Provided records:
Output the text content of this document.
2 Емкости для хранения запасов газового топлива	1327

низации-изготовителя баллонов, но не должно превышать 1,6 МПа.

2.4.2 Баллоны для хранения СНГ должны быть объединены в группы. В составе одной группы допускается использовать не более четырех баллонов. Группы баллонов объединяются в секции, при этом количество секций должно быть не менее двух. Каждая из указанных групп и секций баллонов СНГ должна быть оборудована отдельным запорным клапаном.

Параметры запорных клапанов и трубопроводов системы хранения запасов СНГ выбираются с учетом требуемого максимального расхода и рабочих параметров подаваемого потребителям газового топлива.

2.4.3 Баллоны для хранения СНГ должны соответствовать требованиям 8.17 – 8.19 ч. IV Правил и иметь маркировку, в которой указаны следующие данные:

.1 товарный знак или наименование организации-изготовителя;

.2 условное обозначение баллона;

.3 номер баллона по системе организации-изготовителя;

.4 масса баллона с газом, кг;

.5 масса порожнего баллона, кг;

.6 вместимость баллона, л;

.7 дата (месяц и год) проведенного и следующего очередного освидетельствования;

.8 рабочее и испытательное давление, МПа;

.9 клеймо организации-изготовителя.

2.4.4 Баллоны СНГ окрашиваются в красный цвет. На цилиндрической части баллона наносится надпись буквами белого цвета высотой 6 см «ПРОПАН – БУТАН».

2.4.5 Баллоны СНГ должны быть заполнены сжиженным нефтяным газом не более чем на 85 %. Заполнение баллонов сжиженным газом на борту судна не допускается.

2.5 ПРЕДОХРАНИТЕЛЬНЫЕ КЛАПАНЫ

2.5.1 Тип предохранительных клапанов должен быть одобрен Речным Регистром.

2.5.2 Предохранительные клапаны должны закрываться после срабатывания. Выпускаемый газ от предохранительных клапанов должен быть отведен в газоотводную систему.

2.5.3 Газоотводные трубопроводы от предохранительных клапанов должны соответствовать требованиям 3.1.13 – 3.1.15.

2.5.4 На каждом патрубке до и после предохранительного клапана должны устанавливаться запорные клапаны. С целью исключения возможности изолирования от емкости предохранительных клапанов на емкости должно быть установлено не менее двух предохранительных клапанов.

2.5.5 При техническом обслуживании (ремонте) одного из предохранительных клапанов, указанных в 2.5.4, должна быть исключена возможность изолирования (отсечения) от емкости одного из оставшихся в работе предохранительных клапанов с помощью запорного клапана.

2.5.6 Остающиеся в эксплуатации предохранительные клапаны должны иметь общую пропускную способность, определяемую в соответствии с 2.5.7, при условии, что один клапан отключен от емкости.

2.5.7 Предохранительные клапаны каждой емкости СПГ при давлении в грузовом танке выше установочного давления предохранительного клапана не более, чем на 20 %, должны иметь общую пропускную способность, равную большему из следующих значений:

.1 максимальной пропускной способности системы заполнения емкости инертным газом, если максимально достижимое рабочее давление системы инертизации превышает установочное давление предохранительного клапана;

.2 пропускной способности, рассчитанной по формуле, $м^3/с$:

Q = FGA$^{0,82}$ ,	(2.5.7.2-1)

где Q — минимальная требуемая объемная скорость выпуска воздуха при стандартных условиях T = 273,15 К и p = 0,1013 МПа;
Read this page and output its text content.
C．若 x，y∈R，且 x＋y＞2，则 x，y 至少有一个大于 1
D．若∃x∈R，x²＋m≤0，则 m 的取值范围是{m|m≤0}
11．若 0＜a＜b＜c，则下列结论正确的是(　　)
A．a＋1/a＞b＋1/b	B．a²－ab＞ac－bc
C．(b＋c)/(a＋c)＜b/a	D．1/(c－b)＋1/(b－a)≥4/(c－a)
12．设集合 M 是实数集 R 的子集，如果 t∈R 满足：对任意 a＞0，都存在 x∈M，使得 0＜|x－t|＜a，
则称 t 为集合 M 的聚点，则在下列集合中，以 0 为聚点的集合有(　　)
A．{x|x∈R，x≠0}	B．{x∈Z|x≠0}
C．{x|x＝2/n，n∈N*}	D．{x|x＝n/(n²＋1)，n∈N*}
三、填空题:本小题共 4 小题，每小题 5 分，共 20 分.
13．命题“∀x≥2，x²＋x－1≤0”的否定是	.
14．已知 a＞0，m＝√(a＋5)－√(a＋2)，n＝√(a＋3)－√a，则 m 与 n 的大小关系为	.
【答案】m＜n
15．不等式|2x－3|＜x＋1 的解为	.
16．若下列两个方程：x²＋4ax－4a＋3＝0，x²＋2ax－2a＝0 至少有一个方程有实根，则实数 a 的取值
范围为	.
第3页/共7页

What is needed:
Find "способности". Copy every line it occurs in.

Full solution:
.1 максимальной пропускной способности системы заполнения емкости инертным газом, если максимально достижимое рабочее давление системы инертизации превышает установочное давление предохранительного клапана;
.2 пропускной способности, рассчитанной по формуле, $м^3/с$:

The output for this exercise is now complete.